#### EXERCISE A
Answer these questions from the article below about MediaMOO's anniversary party:
(i) How many attendees were there?
(ii) Which anniversary was MediaMOO celebrating, and on what day of the week was the celebration held?
(iii) By what time was the MediaMOO ballroom nearly empty?
#### EXERCISE B
Write the next few paragraphs of the article below about MediaMOO's fifth anniversary, picking up right after its final line.

#### PAGE TEXT
┄┄┄┄┄┄

Don't Go Back to MUDville
January 23, 1998
Web posted at: 12:43 p.m. EST (1743 GMT)
By Netly News Writer Joab Jackson
The Metaphysical Pepsi was ready for consumption, just as in
years past, but only a few of the 25 attendees were dancing in the
ballroom. Instead they bantered about the old days, or idled
awhile before returning to real life where they had to nurse
children, or dissertations. By midnight, Eastern Standard Time,
the MediaMOO ballroom was nearly empty.
Remember MUDs and MOOs, those text-based virtual communities
that were held up as examples of how the Internet would change our
lives? Funny, then, how attending MediaMOO's fifth anniversary
celebration this past Tuesday left me feeling more nostalgic than
cutting edge. There are still MOOs out there? Who KNOO?

┄┄┄┄┄┄

#### COLLECTED MATERIAL
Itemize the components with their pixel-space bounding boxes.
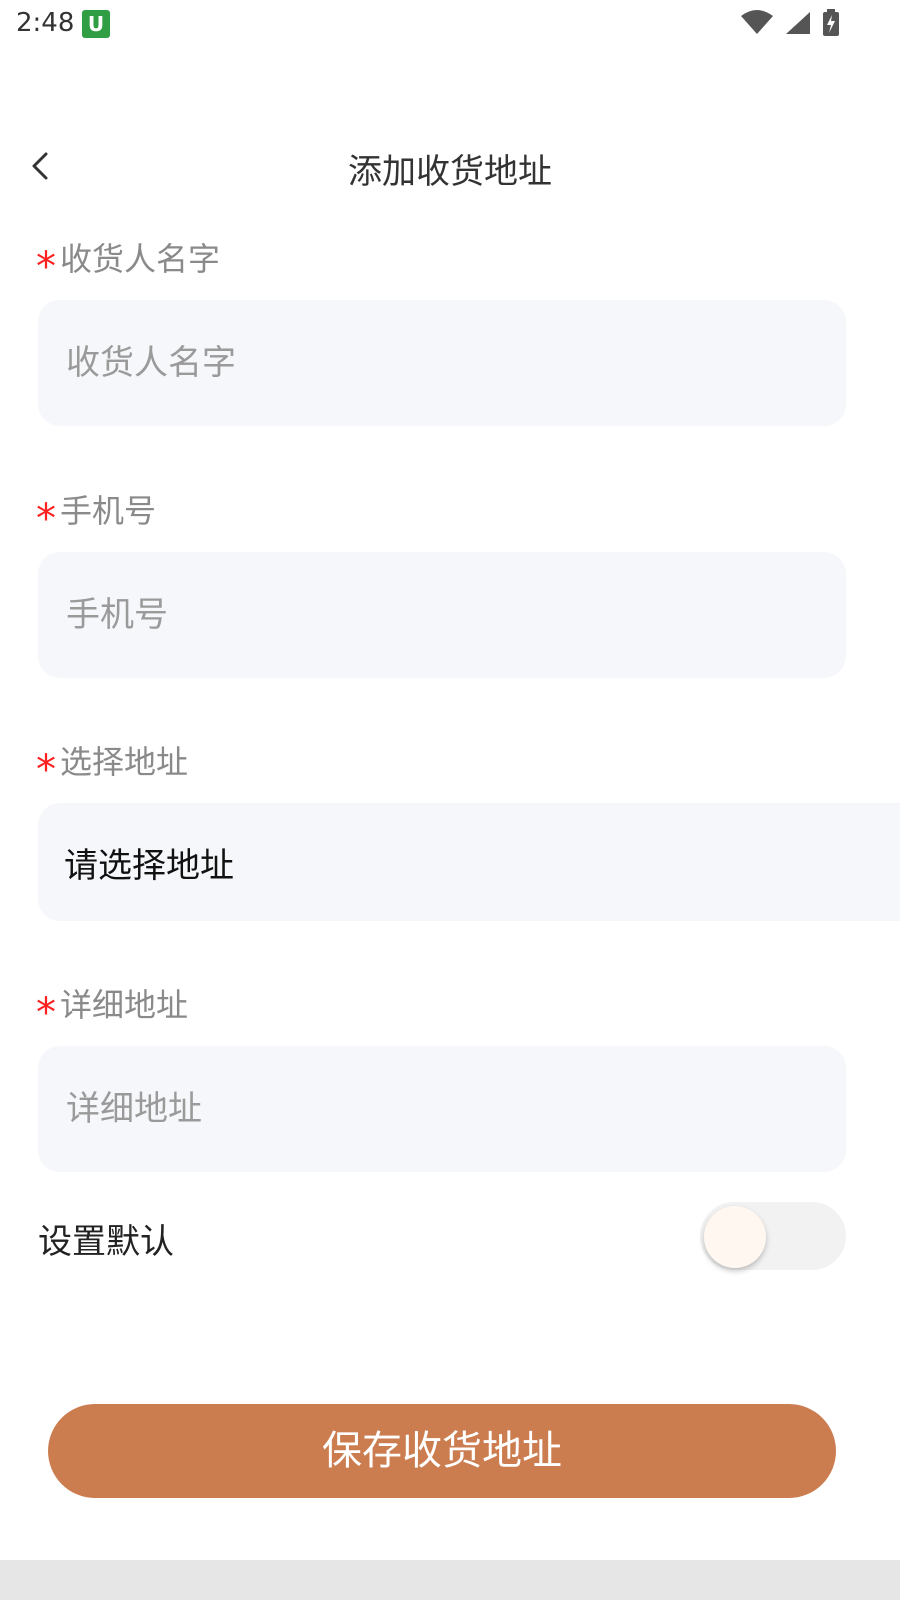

┄┄┄┄┄┄

#### RESPONSE A
(i) 25
(ii) The fifth anniversary, held on Tuesday.
(iii) By midnight, Eastern Standard Time.

#### RESPONSE B
Five years ago, when M.I.T. doctoral student Amy Bruckman
opened MediaMOO as a communications researcher's
refuge, text-based virtual communities were about to become
all the rage. In the following year, Howard Rheingold published
Virtual Community, articles on the subject appeared in Wired (penned
by Netly's Josh Quittner among others) and Lingua Franca.
Countless undergrad sociology papers explored this wild new
terrain.
"MOOs were seen as ultimately the interface for the Internet ...
the window into cyberspace," says Julian Dibbell, who penned the
much-discussed Village Voice article "A Rape in Cyberspace."
Yet by this anniversary night, when featured programmers
Jay Carlson and Ben Jackson recounted their heroic tale of
programming away the lag on LambdaMOO through the use of magic
and a verb cache, the unasked question hanging in the air was,
"To what end?"
There are now four times as many MUDs, MOOs, MUSHes and MUCKs
than there were five years ago -- somewhere around 1,000 textural
landscapes providing an invaluable gateway for those who can't afford Andy Grove's latest chip. But, for better or worse, the Internet today is largely defined by the Web, not by virtual homesteading.
The semi-wired masses hardly care to haggle with arcane MUD commands
and port numbers. Why wade through reams of descriptive textual prose when instant messaging and online-gaming offer almost
everything MOOs do?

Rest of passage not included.